Reproduce the records that follow in full, excluding any picture they contain.

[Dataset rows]
* begin *

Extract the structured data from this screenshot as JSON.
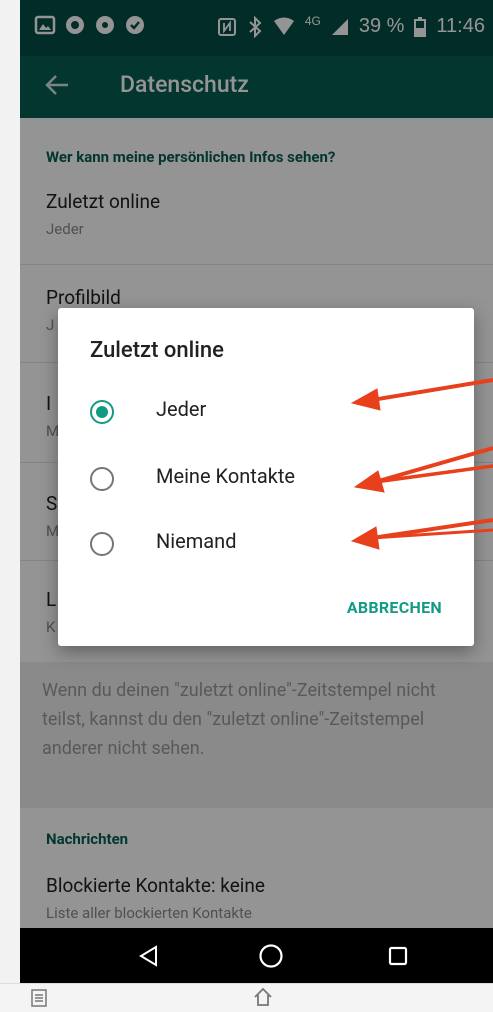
{
  "status_bar": {
    "battery": "39 %",
    "time": "11:46",
    "network": "4G",
    "left_icons": [
      "gallery-icon",
      "chrome-icon",
      "record-icon",
      "sync-icon"
    ],
    "right_icons": [
      "nfc-icon",
      "bluetooth-icon",
      "wifi-icon",
      "signal-icon",
      "battery-icon"
    ]
  },
  "app_bar": {
    "title": "Datenschutz",
    "back_icon": "back-arrow-icon"
  },
  "privacy": {
    "section_title": "Wer kann meine persönlichen Infos sehen?",
    "items": [
      {
        "title": "Zuletzt online",
        "subtitle": "Jeder"
      },
      {
        "title": "Profilbild",
        "subtitle": "J"
      },
      {
        "title": "I",
        "subtitle": "M"
      },
      {
        "title": "S",
        "subtitle": "M"
      },
      {
        "title": "L",
        "subtitle": "K"
      }
    ],
    "info_text": "Wenn du deinen \"zuletzt online\"-Zeitstempel nicht teilst, kannst du den \"zuletzt online\"-Zeitstempel anderer nicht sehen."
  },
  "messages": {
    "section_title": "Nachrichten",
    "blocked_title": "Blockierte Kontakte: keine",
    "blocked_subtitle": "Liste aller blockierten Kontakte"
  },
  "dialog": {
    "title": "Zuletzt online",
    "options": [
      {
        "label": "Jeder",
        "selected": true
      },
      {
        "label": "Meine Kontakte",
        "selected": false
      },
      {
        "label": "Niemand",
        "selected": false
      }
    ],
    "cancel_label": "ABBRECHEN"
  },
  "nav_bar": {
    "icons": [
      "back-triangle-icon",
      "home-circle-icon",
      "recents-square-icon"
    ]
  },
  "colors": {
    "status_bar": "#054d44",
    "app_bar": "#075e54",
    "accent": "#129a84",
    "annotation_arrow": "#e8401c"
  }
}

* end *

TASK OUTPUT.
Extract the structured data from this screenshot as JSON.
{
  "status_bar": {
    "battery": "39 %",
    "time": "11:46",
    "network": "4G",
    "left_icons": [
      "gallery-icon",
      "chrome-icon",
      "record-icon",
      "sync-icon"
    ],
    "right_icons": [
      "nfc-icon",
      "bluetooth-icon",
      "wifi-icon",
      "signal-icon",
      "battery-icon"
    ]
  },
  "app_bar": {
    "title": "Datenschutz",
    "back_icon": "back-arrow-icon"
  },
  "privacy": {
    "section_title": "Wer kann meine persönlichen Infos sehen?",
    "items": [
      {
        "title": "Zuletzt online",
        "subtitle": "Jeder"
      },
      {
        "title": "Profilbild",
        "subtitle": "J"
      },
      {
        "title": "I",
        "subtitle": "M"
      },
      {
        "title": "S",
        "subtitle": "M"
      },
      {
        "title": "L",
        "subtitle": "K"
      }
    ],
    "info_text": "Wenn du deinen \"zuletzt online\"-Zeitstempel nicht teilst, kannst du den \"zuletzt online\"-Zeitstempel anderer nicht sehen."
  },
  "messages": {
    "section_title": "Nachrichten",
    "blocked_title": "Blockierte Kontakte: keine",
    "blocked_subtitle": "Liste aller blockierten Kontakte"
  },
  "dialog": {
    "title": "Zuletzt online",
    "options": [
      {
        "label": "Jeder",
        "selected": true
      },
      {
        "label": "Meine Kontakte",
        "selected": false
      },
      {
        "label": "Niemand",
        "selected": false
      }
    ],
    "cancel_label": "ABBRECHEN"
  },
  "nav_bar": {
    "icons": [
      "back-triangle-icon",
      "home-circle-icon",
      "recents-square-icon"
    ]
  },
  "colors": {
    "status_bar": "#054d44",
    "app_bar": "#075e54",
    "accent": "#129a84",
    "annotation_arrow": "#e8401c"
  }
}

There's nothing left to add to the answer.